● SHORT PROBLEM:
Extract all lines from the data beneath that include the word "commonly".

● RAW RECORDS:
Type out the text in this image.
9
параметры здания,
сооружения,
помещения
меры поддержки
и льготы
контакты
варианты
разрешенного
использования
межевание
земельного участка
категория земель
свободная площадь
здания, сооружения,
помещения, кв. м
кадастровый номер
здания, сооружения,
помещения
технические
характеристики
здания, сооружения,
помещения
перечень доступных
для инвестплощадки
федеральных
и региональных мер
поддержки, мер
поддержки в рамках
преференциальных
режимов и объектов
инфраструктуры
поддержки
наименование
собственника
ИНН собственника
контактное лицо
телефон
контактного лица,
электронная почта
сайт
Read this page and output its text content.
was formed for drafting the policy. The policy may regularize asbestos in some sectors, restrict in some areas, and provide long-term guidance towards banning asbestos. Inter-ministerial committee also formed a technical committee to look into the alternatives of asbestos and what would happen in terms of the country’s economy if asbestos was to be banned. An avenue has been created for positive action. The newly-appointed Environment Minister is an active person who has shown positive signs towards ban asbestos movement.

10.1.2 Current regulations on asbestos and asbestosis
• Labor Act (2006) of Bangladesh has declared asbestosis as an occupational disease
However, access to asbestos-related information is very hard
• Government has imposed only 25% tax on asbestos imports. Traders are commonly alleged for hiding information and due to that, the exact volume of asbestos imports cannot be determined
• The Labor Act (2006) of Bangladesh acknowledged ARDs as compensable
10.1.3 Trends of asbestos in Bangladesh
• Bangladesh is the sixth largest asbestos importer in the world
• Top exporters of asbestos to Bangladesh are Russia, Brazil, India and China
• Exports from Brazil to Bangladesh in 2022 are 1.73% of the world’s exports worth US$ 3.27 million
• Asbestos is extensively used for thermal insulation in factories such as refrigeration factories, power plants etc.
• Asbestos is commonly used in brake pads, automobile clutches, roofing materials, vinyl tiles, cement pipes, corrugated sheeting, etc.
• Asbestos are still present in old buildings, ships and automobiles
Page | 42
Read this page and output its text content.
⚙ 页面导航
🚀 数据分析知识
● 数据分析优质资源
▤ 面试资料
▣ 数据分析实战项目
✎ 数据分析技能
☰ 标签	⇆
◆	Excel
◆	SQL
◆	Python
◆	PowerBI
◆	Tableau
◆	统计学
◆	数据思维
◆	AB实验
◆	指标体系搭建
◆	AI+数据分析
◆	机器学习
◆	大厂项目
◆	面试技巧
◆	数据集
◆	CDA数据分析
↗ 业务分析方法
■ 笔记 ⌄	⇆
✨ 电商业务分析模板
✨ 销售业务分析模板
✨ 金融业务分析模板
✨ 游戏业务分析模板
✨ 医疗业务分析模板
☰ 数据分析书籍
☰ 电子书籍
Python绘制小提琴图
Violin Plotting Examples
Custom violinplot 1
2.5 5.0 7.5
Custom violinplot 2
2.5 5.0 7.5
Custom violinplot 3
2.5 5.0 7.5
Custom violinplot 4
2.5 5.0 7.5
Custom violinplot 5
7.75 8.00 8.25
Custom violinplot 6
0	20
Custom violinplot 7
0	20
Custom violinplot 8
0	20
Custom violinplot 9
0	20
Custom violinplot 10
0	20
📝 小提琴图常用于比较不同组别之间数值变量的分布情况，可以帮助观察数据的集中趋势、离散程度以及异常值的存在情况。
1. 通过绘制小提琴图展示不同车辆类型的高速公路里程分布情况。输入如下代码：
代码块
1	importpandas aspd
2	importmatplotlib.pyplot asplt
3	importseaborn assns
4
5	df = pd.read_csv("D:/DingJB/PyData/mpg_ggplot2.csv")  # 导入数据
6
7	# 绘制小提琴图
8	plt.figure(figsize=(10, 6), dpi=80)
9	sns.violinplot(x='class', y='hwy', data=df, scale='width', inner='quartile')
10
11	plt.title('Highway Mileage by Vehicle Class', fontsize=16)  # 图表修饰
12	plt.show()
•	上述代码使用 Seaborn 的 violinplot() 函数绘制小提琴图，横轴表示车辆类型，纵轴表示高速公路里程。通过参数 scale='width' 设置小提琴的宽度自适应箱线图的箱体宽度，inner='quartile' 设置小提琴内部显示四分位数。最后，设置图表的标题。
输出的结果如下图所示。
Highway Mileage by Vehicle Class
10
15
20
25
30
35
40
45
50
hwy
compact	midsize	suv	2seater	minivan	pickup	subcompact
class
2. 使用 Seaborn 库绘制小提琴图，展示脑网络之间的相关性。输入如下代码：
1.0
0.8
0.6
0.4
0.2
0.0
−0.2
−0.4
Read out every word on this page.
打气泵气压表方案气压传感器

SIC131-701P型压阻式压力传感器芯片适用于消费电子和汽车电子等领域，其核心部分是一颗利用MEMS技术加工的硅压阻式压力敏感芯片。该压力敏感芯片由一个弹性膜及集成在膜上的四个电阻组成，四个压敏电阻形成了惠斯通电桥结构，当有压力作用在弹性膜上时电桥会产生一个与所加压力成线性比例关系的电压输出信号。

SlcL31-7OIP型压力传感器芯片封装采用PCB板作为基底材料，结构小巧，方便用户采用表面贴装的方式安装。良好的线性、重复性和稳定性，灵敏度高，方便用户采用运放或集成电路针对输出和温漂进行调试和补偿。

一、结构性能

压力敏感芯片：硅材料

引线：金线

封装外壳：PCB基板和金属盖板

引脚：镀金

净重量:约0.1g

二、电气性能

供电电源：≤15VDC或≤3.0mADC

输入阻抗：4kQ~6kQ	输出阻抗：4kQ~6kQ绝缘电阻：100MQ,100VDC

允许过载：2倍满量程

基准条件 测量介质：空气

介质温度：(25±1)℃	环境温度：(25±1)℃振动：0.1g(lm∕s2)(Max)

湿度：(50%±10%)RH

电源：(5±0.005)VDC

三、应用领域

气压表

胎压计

● EXERCISE ANSWER:
• Government has imposed only 25% tax on asbestos imports. Traders are commonly alleged for hiding information and due to that, the exact volume of asbestos imports cannot be determined
• Asbestos is commonly used in brake pads, automobile clutches, roofing materials, vinyl tiles, cement pipes, corrugated sheeting, etc.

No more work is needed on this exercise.